= Written task =
Below is a block of records: output all of them exactly and leave out the pictures.

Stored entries
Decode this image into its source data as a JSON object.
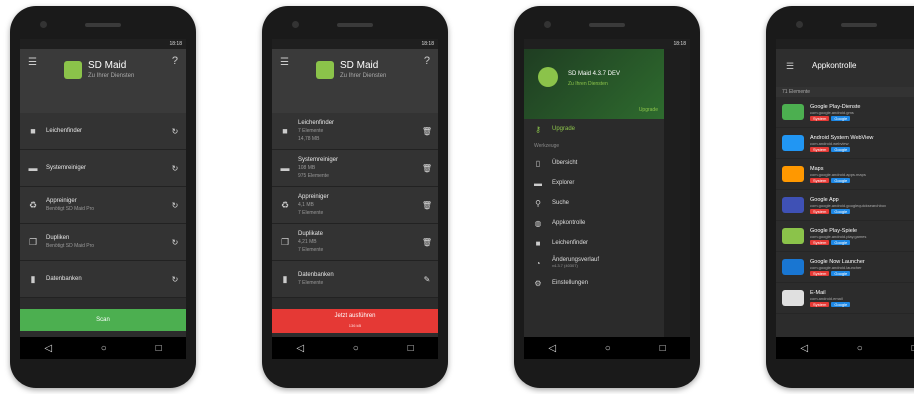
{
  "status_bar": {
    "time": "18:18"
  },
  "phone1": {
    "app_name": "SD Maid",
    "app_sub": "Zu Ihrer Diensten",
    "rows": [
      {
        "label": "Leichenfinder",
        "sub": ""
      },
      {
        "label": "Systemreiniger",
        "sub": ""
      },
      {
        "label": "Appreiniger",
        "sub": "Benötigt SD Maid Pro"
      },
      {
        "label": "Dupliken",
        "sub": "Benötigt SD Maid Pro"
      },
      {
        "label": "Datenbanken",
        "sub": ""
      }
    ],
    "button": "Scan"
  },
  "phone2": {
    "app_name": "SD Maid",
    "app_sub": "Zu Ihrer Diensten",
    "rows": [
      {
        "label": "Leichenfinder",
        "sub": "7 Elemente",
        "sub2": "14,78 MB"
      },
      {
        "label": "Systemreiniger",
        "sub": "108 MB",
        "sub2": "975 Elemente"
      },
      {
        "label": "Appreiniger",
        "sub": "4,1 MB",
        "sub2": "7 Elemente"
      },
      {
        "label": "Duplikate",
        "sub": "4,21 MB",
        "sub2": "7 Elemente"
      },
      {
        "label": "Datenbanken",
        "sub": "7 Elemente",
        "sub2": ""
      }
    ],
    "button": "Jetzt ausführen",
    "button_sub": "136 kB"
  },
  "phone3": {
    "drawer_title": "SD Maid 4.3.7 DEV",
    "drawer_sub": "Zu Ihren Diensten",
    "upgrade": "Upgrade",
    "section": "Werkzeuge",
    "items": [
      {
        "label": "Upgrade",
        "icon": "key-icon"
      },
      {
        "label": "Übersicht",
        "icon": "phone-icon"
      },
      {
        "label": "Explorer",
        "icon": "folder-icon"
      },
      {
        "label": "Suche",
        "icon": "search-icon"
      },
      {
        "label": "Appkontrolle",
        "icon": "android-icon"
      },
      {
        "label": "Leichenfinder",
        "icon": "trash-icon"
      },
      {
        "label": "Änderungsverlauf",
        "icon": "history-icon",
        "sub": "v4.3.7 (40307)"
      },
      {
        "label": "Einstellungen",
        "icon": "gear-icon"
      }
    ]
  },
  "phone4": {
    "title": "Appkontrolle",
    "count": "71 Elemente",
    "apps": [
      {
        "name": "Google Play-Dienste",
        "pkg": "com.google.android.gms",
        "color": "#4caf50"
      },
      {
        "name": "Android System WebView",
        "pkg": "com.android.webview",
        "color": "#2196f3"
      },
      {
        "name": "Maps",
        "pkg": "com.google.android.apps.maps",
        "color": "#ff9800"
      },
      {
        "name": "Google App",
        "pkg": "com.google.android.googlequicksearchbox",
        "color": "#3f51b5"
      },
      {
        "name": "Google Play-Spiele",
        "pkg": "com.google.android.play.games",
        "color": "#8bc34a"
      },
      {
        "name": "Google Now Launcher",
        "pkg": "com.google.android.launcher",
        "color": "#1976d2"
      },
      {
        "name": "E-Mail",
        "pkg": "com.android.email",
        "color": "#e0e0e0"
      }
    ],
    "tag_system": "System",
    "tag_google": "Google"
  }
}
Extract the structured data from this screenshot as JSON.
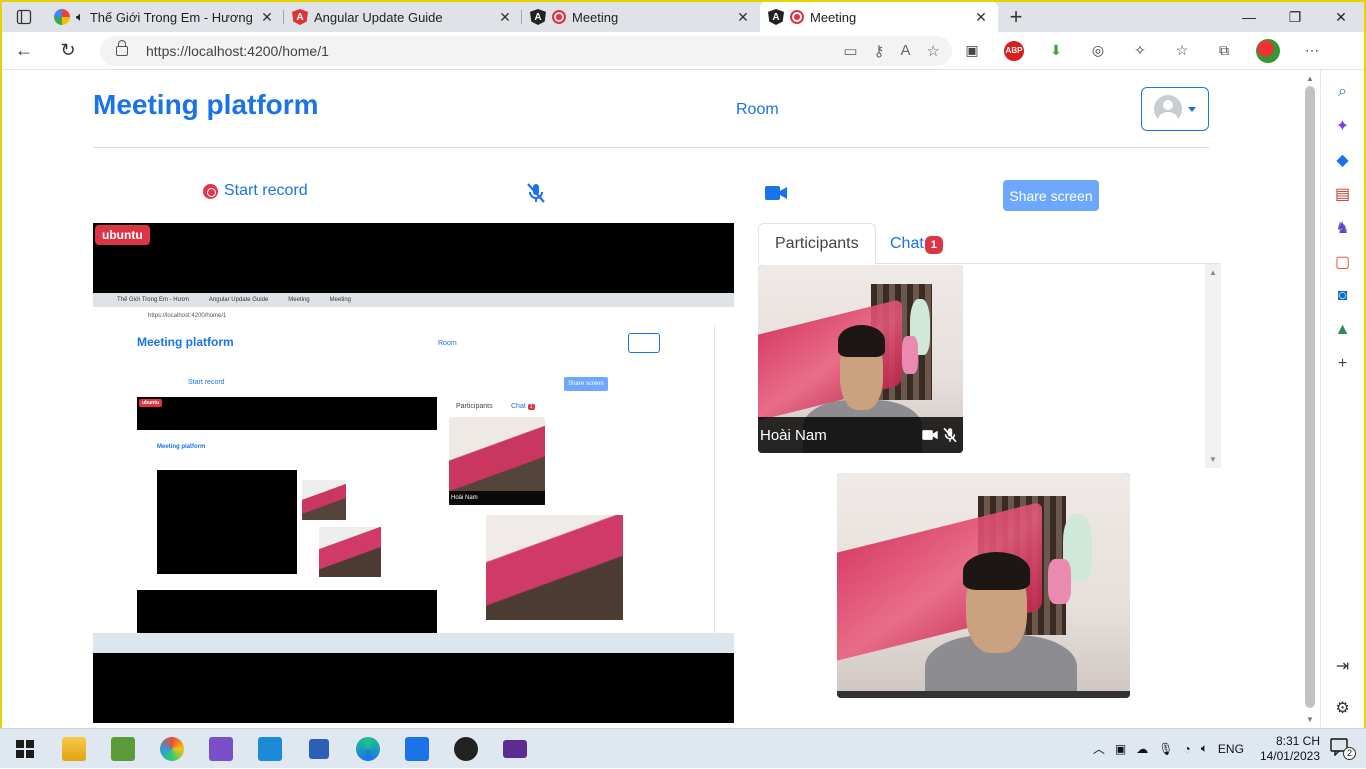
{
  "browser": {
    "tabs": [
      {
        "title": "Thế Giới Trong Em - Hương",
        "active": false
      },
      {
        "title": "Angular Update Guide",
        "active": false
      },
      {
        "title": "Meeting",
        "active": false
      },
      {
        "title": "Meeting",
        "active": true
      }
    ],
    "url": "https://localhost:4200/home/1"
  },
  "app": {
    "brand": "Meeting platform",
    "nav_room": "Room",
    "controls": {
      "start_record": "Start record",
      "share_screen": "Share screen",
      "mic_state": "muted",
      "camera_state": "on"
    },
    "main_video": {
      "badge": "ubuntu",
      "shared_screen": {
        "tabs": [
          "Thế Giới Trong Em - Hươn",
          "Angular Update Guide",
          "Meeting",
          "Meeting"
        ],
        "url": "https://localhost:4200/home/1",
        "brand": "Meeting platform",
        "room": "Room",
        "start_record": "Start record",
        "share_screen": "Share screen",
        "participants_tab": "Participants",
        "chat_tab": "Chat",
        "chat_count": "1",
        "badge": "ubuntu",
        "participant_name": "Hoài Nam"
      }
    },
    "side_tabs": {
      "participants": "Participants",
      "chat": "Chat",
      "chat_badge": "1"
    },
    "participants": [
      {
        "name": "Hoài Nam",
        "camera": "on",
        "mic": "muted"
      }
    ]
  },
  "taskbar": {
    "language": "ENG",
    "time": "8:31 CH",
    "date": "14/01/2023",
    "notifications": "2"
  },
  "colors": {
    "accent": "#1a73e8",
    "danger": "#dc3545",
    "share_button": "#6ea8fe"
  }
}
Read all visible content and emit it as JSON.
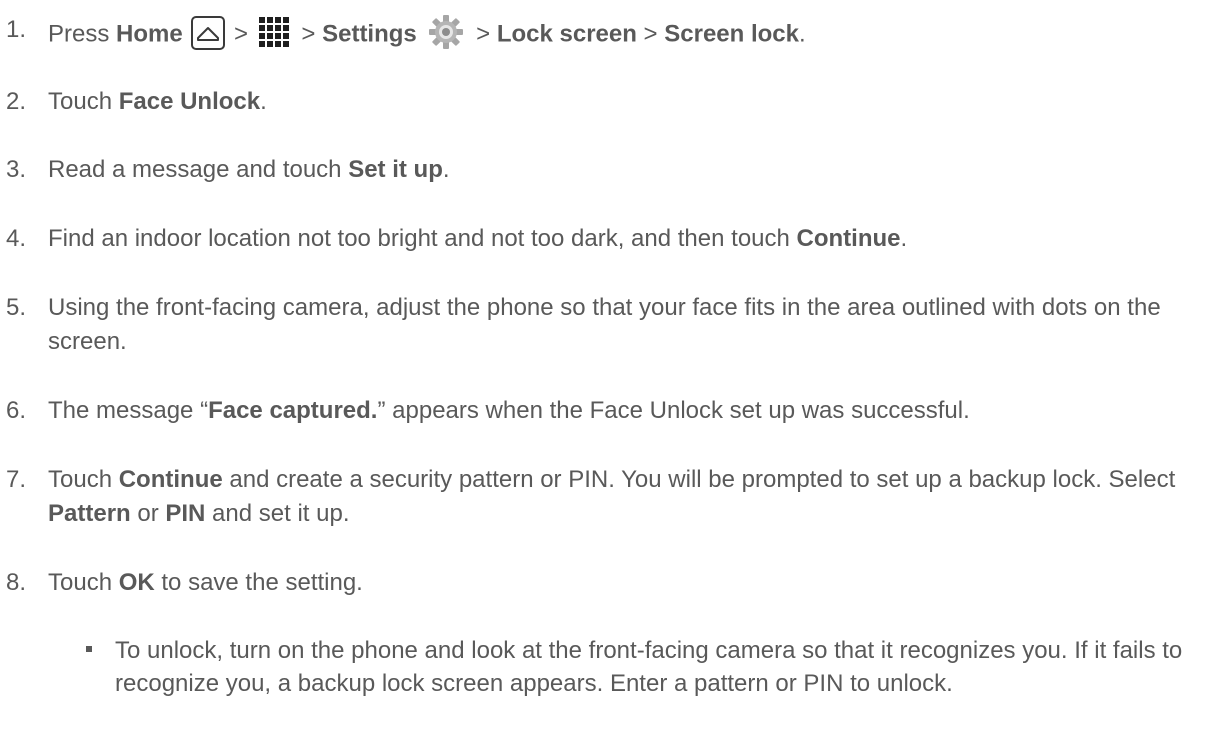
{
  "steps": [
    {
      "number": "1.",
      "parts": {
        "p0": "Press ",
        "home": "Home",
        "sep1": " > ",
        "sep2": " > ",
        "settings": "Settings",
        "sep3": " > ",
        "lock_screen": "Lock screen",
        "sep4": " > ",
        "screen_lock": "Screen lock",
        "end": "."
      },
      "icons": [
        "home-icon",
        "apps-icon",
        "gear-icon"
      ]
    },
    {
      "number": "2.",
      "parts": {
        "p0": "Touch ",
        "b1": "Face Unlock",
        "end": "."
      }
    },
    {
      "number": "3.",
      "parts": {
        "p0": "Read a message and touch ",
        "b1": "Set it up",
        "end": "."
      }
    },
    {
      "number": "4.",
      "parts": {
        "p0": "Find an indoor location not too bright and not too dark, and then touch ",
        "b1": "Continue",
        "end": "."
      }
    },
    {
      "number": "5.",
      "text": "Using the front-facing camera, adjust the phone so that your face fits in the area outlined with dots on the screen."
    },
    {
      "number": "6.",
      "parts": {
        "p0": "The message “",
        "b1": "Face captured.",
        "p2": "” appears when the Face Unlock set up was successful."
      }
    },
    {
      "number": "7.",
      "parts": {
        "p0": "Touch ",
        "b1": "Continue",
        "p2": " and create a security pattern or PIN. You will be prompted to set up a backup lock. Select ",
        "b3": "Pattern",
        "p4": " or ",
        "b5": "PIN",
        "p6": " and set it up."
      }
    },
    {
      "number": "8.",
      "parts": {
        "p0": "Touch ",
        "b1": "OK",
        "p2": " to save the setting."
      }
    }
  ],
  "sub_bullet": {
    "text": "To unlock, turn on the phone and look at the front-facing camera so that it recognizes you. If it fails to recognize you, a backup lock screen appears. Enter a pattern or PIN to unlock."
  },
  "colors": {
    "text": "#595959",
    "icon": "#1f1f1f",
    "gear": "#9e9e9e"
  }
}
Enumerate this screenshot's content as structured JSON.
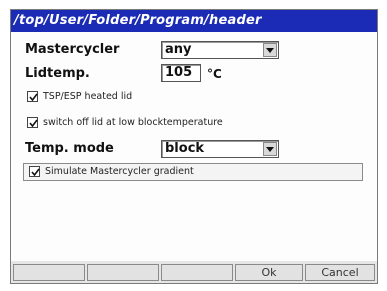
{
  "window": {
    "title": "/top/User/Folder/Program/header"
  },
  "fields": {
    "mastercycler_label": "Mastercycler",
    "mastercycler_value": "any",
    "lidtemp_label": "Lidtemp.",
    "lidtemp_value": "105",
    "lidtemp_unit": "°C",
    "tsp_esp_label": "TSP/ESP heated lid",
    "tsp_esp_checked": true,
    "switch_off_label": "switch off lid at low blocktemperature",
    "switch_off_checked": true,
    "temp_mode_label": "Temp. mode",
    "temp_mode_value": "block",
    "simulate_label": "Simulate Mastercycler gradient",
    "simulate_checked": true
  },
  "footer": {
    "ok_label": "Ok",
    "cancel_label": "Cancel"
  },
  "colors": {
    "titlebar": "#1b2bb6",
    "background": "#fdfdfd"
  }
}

= The answer =
Decode this image into its source data as a JSON object.
{
  "status_bar": {
    "time": "18:18"
  },
  "phone1": {
    "app_name": "SD Maid",
    "app_sub": "Zu Ihrer Diensten",
    "rows": [
      {
        "label": "Leichenfinder",
        "sub": ""
      },
      {
        "label": "Systemreiniger",
        "sub": ""
      },
      {
        "label": "Appreiniger",
        "sub": "Benötigt SD Maid Pro"
      },
      {
        "label": "Dupliken",
        "sub": "Benötigt SD Maid Pro"
      },
      {
        "label": "Datenbanken",
        "sub": ""
      }
    ],
    "button": "Scan"
  },
  "phone2": {
    "app_name": "SD Maid",
    "app_sub": "Zu Ihrer Diensten",
    "rows": [
      {
        "label": "Leichenfinder",
        "sub": "7 Elemente",
        "sub2": "14,78 MB"
      },
      {
        "label": "Systemreiniger",
        "sub": "108 MB",
        "sub2": "975 Elemente"
      },
      {
        "label": "Appreiniger",
        "sub": "4,1 MB",
        "sub2": "7 Elemente"
      },
      {
        "label": "Duplikate",
        "sub": "4,21 MB",
        "sub2": "7 Elemente"
      },
      {
        "label": "Datenbanken",
        "sub": "7 Elemente",
        "sub2": ""
      }
    ],
    "button": "Jetzt ausführen",
    "button_sub": "136 kB"
  },
  "phone3": {
    "drawer_title": "SD Maid 4.3.7 DEV",
    "drawer_sub": "Zu Ihren Diensten",
    "upgrade": "Upgrade",
    "section": "Werkzeuge",
    "items": [
      {
        "label": "Upgrade",
        "icon": "key-icon"
      },
      {
        "label": "Übersicht",
        "icon": "phone-icon"
      },
      {
        "label": "Explorer",
        "icon": "folder-icon"
      },
      {
        "label": "Suche",
        "icon": "search-icon"
      },
      {
        "label": "Appkontrolle",
        "icon": "android-icon"
      },
      {
        "label": "Leichenfinder",
        "icon": "trash-icon"
      },
      {
        "label": "Änderungsverlauf",
        "icon": "history-icon",
        "sub": "v4.3.7 (40307)"
      },
      {
        "label": "Einstellungen",
        "icon": "gear-icon"
      }
    ]
  },
  "phone4": {
    "title": "Appkontrolle",
    "count": "71 Elemente",
    "apps": [
      {
        "name": "Google Play-Dienste",
        "pkg": "com.google.android.gms",
        "color": "#4caf50"
      },
      {
        "name": "Android System WebView",
        "pkg": "com.android.webview",
        "color": "#2196f3"
      },
      {
        "name": "Maps",
        "pkg": "com.google.android.apps.maps",
        "color": "#ff9800"
      },
      {
        "name": "Google App",
        "pkg": "com.google.android.googlequicksearchbox",
        "color": "#3f51b5"
      },
      {
        "name": "Google Play-Spiele",
        "pkg": "com.google.android.play.games",
        "color": "#8bc34a"
      },
      {
        "name": "Google Now Launcher",
        "pkg": "com.google.android.launcher",
        "color": "#1976d2"
      },
      {
        "name": "E-Mail",
        "pkg": "com.android.email",
        "color": "#e0e0e0"
      }
    ],
    "tag_system": "System",
    "tag_google": "Google"
  }
}
Extract the structured data from this screenshot as JSON.
{
  "browser": {
    "tabs": [
      {
        "title": "Thế Giới Trong Em - Hương",
        "active": false
      },
      {
        "title": "Angular Update Guide",
        "active": false
      },
      {
        "title": "Meeting",
        "active": false
      },
      {
        "title": "Meeting",
        "active": true
      }
    ],
    "url": "https://localhost:4200/home/1"
  },
  "app": {
    "brand": "Meeting platform",
    "nav_room": "Room",
    "controls": {
      "start_record": "Start record",
      "share_screen": "Share screen",
      "mic_state": "muted",
      "camera_state": "on"
    },
    "main_video": {
      "badge": "ubuntu",
      "shared_screen": {
        "tabs": [
          "Thế Giới Trong Em - Hươn",
          "Angular Update Guide",
          "Meeting",
          "Meeting"
        ],
        "url": "https://localhost:4200/home/1",
        "brand": "Meeting platform",
        "room": "Room",
        "start_record": "Start record",
        "share_screen": "Share screen",
        "participants_tab": "Participants",
        "chat_tab": "Chat",
        "chat_count": "1",
        "badge": "ubuntu",
        "participant_name": "Hoài Nam"
      }
    },
    "side_tabs": {
      "participants": "Participants",
      "chat": "Chat",
      "chat_badge": "1"
    },
    "participants": [
      {
        "name": "Hoài Nam",
        "camera": "on",
        "mic": "muted"
      }
    ]
  },
  "taskbar": {
    "language": "ENG",
    "time": "8:31 CH",
    "date": "14/01/2023",
    "notifications": "2"
  },
  "colors": {
    "accent": "#1a73e8",
    "danger": "#dc3545",
    "share_button": "#6ea8fe"
  }
}
Read all visible content and emit it as JSON.
{
  "steps": [
    {
      "number": "1.",
      "parts": {
        "p0": "Press ",
        "home": "Home",
        "sep1": " > ",
        "sep2": " > ",
        "settings": "Settings",
        "sep3": " > ",
        "lock_screen": "Lock screen",
        "sep4": " > ",
        "screen_lock": "Screen lock",
        "end": "."
      },
      "icons": [
        "home-icon",
        "apps-icon",
        "gear-icon"
      ]
    },
    {
      "number": "2.",
      "parts": {
        "p0": "Touch ",
        "b1": "Face Unlock",
        "end": "."
      }
    },
    {
      "number": "3.",
      "parts": {
        "p0": "Read a message and touch ",
        "b1": "Set it up",
        "end": "."
      }
    },
    {
      "number": "4.",
      "parts": {
        "p0": "Find an indoor location not too bright and not too dark, and then touch ",
        "b1": "Continue",
        "end": "."
      }
    },
    {
      "number": "5.",
      "text": "Using the front-facing camera, adjust the phone so that your face fits in the area outlined with dots on the screen."
    },
    {
      "number": "6.",
      "parts": {
        "p0": "The message “",
        "b1": "Face captured.",
        "p2": "” appears when the Face Unlock set up was successful."
      }
    },
    {
      "number": "7.",
      "parts": {
        "p0": "Touch ",
        "b1": "Continue",
        "p2": " and create a security pattern or PIN. You will be prompted to set up a backup lock. Select ",
        "b3": "Pattern",
        "p4": " or ",
        "b5": "PIN",
        "p6": " and set it up."
      }
    },
    {
      "number": "8.",
      "parts": {
        "p0": "Touch ",
        "b1": "OK",
        "p2": " to save the setting."
      }
    }
  ],
  "sub_bullet": {
    "text": "To unlock, turn on the phone and look at the front-facing camera so that it recognizes you. If it fails to recognize you, a backup lock screen appears. Enter a pattern or PIN to unlock."
  },
  "colors": {
    "text": "#595959",
    "icon": "#1f1f1f",
    "gear": "#9e9e9e"
  }
}
Enumerate this screenshot's content as structured JSON.
{
  "window": {
    "title": "/top/User/Folder/Program/header"
  },
  "fields": {
    "mastercycler_label": "Mastercycler",
    "mastercycler_value": "any",
    "lidtemp_label": "Lidtemp.",
    "lidtemp_value": "105",
    "lidtemp_unit": "°C",
    "tsp_esp_label": "TSP/ESP heated lid",
    "tsp_esp_checked": true,
    "switch_off_label": "switch off lid at low blocktemperature",
    "switch_off_checked": true,
    "temp_mode_label": "Temp. mode",
    "temp_mode_value": "block",
    "simulate_label": "Simulate Mastercycler gradient",
    "simulate_checked": true
  },
  "footer": {
    "ok_label": "Ok",
    "cancel_label": "Cancel"
  },
  "colors": {
    "titlebar": "#1b2bb6",
    "background": "#fdfdfd"
  }
}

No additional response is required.